Data entries
◇ ◇ ◇

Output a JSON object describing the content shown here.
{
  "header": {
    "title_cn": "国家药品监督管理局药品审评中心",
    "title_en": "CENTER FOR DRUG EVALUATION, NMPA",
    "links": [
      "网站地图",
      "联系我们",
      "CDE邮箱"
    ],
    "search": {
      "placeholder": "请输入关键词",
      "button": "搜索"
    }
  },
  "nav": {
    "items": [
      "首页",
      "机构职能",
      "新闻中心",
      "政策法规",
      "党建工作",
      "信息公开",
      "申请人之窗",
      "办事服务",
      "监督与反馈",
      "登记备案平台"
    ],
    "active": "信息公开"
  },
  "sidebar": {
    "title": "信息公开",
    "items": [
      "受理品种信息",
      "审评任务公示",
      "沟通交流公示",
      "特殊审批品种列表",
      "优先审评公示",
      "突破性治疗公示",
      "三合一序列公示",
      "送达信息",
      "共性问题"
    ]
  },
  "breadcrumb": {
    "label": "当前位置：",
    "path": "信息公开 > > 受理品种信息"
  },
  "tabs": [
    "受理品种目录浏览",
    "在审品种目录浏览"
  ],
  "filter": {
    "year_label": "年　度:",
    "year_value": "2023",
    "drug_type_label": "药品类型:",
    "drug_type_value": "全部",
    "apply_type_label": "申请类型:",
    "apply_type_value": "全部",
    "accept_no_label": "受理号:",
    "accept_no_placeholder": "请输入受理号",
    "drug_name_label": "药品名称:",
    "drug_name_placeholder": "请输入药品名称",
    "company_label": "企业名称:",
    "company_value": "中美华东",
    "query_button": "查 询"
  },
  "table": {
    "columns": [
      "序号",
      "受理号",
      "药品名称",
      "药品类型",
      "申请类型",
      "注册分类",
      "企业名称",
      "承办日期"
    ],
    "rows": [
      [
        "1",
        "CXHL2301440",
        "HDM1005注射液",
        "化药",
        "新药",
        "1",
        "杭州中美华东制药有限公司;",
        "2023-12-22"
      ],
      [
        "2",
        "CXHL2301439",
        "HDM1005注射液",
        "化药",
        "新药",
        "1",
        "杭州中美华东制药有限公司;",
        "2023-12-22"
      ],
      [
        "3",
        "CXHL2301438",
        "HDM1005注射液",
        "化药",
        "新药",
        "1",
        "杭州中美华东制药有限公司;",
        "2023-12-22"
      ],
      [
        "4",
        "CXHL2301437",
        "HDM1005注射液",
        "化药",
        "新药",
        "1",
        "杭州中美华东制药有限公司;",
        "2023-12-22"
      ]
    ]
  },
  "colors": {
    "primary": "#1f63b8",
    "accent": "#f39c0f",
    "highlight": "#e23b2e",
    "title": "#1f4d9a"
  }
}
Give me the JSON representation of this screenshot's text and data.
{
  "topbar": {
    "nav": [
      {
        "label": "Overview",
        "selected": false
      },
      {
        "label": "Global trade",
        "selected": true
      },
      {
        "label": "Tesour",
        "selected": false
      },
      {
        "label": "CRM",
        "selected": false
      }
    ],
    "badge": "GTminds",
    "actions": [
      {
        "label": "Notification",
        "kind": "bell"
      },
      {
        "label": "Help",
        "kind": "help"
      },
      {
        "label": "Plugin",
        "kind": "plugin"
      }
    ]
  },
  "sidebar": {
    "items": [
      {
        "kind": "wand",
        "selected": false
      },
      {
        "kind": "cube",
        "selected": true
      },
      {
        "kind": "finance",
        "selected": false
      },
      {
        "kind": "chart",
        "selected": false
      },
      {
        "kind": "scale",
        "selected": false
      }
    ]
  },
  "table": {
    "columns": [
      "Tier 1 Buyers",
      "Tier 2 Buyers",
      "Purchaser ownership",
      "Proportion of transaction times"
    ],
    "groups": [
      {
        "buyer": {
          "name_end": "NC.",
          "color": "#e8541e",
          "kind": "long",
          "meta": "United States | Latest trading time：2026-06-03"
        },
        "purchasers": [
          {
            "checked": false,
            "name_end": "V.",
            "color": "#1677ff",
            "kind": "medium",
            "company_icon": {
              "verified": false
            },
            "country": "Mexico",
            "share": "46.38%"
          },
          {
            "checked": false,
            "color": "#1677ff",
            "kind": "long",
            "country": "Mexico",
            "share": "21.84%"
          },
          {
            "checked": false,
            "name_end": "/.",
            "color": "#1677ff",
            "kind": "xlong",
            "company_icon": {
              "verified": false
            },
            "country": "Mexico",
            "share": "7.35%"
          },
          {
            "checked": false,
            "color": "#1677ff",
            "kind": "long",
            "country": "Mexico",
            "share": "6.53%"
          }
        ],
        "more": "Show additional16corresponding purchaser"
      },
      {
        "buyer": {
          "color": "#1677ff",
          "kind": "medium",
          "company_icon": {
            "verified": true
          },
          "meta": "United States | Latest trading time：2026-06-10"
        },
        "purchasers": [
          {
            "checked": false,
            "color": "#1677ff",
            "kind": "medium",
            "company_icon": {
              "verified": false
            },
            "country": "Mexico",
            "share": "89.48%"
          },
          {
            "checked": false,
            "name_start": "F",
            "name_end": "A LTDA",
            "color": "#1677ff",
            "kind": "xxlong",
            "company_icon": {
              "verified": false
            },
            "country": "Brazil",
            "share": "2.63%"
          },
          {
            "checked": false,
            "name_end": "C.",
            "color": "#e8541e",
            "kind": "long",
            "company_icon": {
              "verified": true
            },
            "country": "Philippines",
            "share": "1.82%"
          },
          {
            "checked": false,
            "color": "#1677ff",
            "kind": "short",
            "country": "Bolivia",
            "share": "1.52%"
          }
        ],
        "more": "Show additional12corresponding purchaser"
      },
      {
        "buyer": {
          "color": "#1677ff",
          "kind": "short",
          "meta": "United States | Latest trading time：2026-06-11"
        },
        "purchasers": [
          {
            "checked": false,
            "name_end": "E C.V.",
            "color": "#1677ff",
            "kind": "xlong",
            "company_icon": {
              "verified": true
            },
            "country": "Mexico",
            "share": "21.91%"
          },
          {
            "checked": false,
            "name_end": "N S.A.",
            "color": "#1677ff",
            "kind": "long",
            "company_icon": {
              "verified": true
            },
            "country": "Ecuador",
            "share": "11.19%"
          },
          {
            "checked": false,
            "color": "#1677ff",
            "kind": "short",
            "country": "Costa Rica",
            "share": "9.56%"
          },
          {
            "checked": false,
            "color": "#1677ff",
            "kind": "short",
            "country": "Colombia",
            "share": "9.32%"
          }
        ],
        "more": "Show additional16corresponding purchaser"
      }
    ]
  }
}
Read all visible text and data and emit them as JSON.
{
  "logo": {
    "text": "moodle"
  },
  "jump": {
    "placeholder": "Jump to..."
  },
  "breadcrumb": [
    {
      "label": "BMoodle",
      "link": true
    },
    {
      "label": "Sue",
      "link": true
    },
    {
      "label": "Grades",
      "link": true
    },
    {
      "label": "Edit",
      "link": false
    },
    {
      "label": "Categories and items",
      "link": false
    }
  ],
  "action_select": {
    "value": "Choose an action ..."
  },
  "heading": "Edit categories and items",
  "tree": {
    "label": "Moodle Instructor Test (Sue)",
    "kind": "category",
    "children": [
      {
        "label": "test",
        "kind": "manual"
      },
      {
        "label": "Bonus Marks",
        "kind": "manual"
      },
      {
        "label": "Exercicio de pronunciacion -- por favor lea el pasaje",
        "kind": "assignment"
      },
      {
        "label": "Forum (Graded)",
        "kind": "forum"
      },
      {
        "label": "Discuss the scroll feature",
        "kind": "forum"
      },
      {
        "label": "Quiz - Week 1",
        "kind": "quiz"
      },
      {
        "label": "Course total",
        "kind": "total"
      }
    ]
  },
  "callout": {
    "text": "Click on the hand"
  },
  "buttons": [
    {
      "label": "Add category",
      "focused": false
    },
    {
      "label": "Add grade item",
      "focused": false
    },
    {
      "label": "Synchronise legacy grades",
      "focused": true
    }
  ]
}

◇ ◇ ◇

▸ What is asked
Copy every line verbatim.

▸ Solution for this problem
Output a JSON object describing the content shown here.
{
  "header": {
    "title_cn": "国家药品监督管理局药品审评中心",
    "title_en": "CENTER FOR DRUG EVALUATION, NMPA",
    "links": [
      "网站地图",
      "联系我们",
      "CDE邮箱"
    ],
    "search": {
      "placeholder": "请输入关键词",
      "button": "搜索"
    }
  },
  "nav": {
    "items": [
      "首页",
      "机构职能",
      "新闻中心",
      "政策法规",
      "党建工作",
      "信息公开",
      "申请人之窗",
      "办事服务",
      "监督与反馈",
      "登记备案平台"
    ],
    "active": "信息公开"
  },
  "sidebar": {
    "title": "信息公开",
    "items": [
      "受理品种信息",
      "审评任务公示",
      "沟通交流公示",
      "特殊审批品种列表",
      "优先审评公示",
      "突破性治疗公示",
      "三合一序列公示",
      "送达信息",
      "共性问题"
    ]
  },
  "breadcrumb": {
    "label": "当前位置：",
    "path": "信息公开 > > 受理品种信息"
  },
  "tabs": [
    "受理品种目录浏览",
    "在审品种目录浏览"
  ],
  "filter": {
    "year_label": "年　度:",
    "year_value": "2023",
    "drug_type_label": "药品类型:",
    "drug_type_value": "全部",
    "apply_type_label": "申请类型:",
    "apply_type_value": "全部",
    "accept_no_label": "受理号:",
    "accept_no_placeholder": "请输入受理号",
    "drug_name_label": "药品名称:",
    "drug_name_placeholder": "请输入药品名称",
    "company_label": "企业名称:",
    "company_value": "中美华东",
    "query_button": "查 询"
  },
  "table": {
    "columns": [
      "序号",
      "受理号",
      "药品名称",
      "药品类型",
      "申请类型",
      "注册分类",
      "企业名称",
      "承办日期"
    ],
    "rows": [
      [
        "1",
        "CXHL2301440",
        "HDM1005注射液",
        "化药",
        "新药",
        "1",
        "杭州中美华东制药有限公司;",
        "2023-12-22"
      ],
      [
        "2",
        "CXHL2301439",
        "HDM1005注射液",
        "化药",
        "新药",
        "1",
        "杭州中美华东制药有限公司;",
        "2023-12-22"
      ],
      [
        "3",
        "CXHL2301438",
        "HDM1005注射液",
        "化药",
        "新药",
        "1",
        "杭州中美华东制药有限公司;",
        "2023-12-22"
      ],
      [
        "4",
        "CXHL2301437",
        "HDM1005注射液",
        "化药",
        "新药",
        "1",
        "杭州中美华东制药有限公司;",
        "2023-12-22"
      ]
    ]
  },
  "colors": {
    "primary": "#1f63b8",
    "accent": "#f39c0f",
    "highlight": "#e23b2e",
    "title": "#1f4d9a"
  }
}
Give me the JSON representation of this screenshot's text and data.
{
  "topbar": {
    "nav": [
      {
        "label": "Overview",
        "selected": false
      },
      {
        "label": "Global trade",
        "selected": true
      },
      {
        "label": "Tesour",
        "selected": false
      },
      {
        "label": "CRM",
        "selected": false
      }
    ],
    "badge": "GTminds",
    "actions": [
      {
        "label": "Notification",
        "kind": "bell"
      },
      {
        "label": "Help",
        "kind": "help"
      },
      {
        "label": "Plugin",
        "kind": "plugin"
      }
    ]
  },
  "sidebar": {
    "items": [
      {
        "kind": "wand",
        "selected": false
      },
      {
        "kind": "cube",
        "selected": true
      },
      {
        "kind": "finance",
        "selected": false
      },
      {
        "kind": "chart",
        "selected": false
      },
      {
        "kind": "scale",
        "selected": false
      }
    ]
  },
  "table": {
    "columns": [
      "Tier 1 Buyers",
      "Tier 2 Buyers",
      "Purchaser ownership",
      "Proportion of transaction times"
    ],
    "groups": [
      {
        "buyer": {
          "name_end": "NC.",
          "color": "#e8541e",
          "kind": "long",
          "meta": "United States | Latest trading time：2026-06-03"
        },
        "purchasers": [
          {
            "checked": false,
            "name_end": "V.",
            "color": "#1677ff",
            "kind": "medium",
            "company_icon": {
              "verified": false
            },
            "country": "Mexico",
            "share": "46.38%"
          },
          {
            "checked": false,
            "color": "#1677ff",
            "kind": "long",
            "country": "Mexico",
            "share": "21.84%"
          },
          {
            "checked": false,
            "name_end": "/.",
            "color": "#1677ff",
            "kind": "xlong",
            "company_icon": {
              "verified": false
            },
            "country": "Mexico",
            "share": "7.35%"
          },
          {
            "checked": false,
            "color": "#1677ff",
            "kind": "long",
            "country": "Mexico",
            "share": "6.53%"
          }
        ],
        "more": "Show additional16corresponding purchaser"
      },
      {
        "buyer": {
          "color": "#1677ff",
          "kind": "medium",
          "company_icon": {
            "verified": true
          },
          "meta": "United States | Latest trading time：2026-06-10"
        },
        "purchasers": [
          {
            "checked": false,
            "color": "#1677ff",
            "kind": "medium",
            "company_icon": {
              "verified": false
            },
            "country": "Mexico",
            "share": "89.48%"
          },
          {
            "checked": false,
            "name_start": "F",
            "name_end": "A LTDA",
            "color": "#1677ff",
            "kind": "xxlong",
            "company_icon": {
              "verified": false
            },
            "country": "Brazil",
            "share": "2.63%"
          },
          {
            "checked": false,
            "name_end": "C.",
            "color": "#e8541e",
            "kind": "long",
            "company_icon": {
              "verified": true
            },
            "country": "Philippines",
            "share": "1.82%"
          },
          {
            "checked": false,
            "color": "#1677ff",
            "kind": "short",
            "country": "Bolivia",
            "share": "1.52%"
          }
        ],
        "more": "Show additional12corresponding purchaser"
      },
      {
        "buyer": {
          "color": "#1677ff",
          "kind": "short",
          "meta": "United States | Latest trading time：2026-06-11"
        },
        "purchasers": [
          {
            "checked": false,
            "name_end": "E C.V.",
            "color": "#1677ff",
            "kind": "xlong",
            "company_icon": {
              "verified": true
            },
            "country": "Mexico",
            "share": "21.91%"
          },
          {
            "checked": false,
            "name_end": "N S.A.",
            "color": "#1677ff",
            "kind": "long",
            "company_icon": {
              "verified": true
            },
            "country": "Ecuador",
            "share": "11.19%"
          },
          {
            "checked": false,
            "color": "#1677ff",
            "kind": "short",
            "country": "Costa Rica",
            "share": "9.56%"
          },
          {
            "checked": false,
            "color": "#1677ff",
            "kind": "short",
            "country": "Colombia",
            "share": "9.32%"
          }
        ],
        "more": "Show additional16corresponding purchaser"
      }
    ]
  }
}
Read all visible text and data and emit them as JSON.
{
  "logo": {
    "text": "moodle"
  },
  "jump": {
    "placeholder": "Jump to..."
  },
  "breadcrumb": [
    {
      "label": "BMoodle",
      "link": true
    },
    {
      "label": "Sue",
      "link": true
    },
    {
      "label": "Grades",
      "link": true
    },
    {
      "label": "Edit",
      "link": false
    },
    {
      "label": "Categories and items",
      "link": false
    }
  ],
  "action_select": {
    "value": "Choose an action ..."
  },
  "heading": "Edit categories and items",
  "tree": {
    "label": "Moodle Instructor Test (Sue)",
    "kind": "category",
    "children": [
      {
        "label": "test",
        "kind": "manual"
      },
      {
        "label": "Bonus Marks",
        "kind": "manual"
      },
      {
        "label": "Exercicio de pronunciacion -- por favor lea el pasaje",
        "kind": "assignment"
      },
      {
        "label": "Forum (Graded)",
        "kind": "forum"
      },
      {
        "label": "Discuss the scroll feature",
        "kind": "forum"
      },
      {
        "label": "Quiz - Week 1",
        "kind": "quiz"
      },
      {
        "label": "Course total",
        "kind": "total"
      }
    ]
  },
  "callout": {
    "text": "Click on the hand"
  },
  "buttons": [
    {
      "label": "Add category",
      "focused": false
    },
    {
      "label": "Add grade item",
      "focused": false
    },
    {
      "label": "Synchronise legacy grades",
      "focused": true
    }
  ]
}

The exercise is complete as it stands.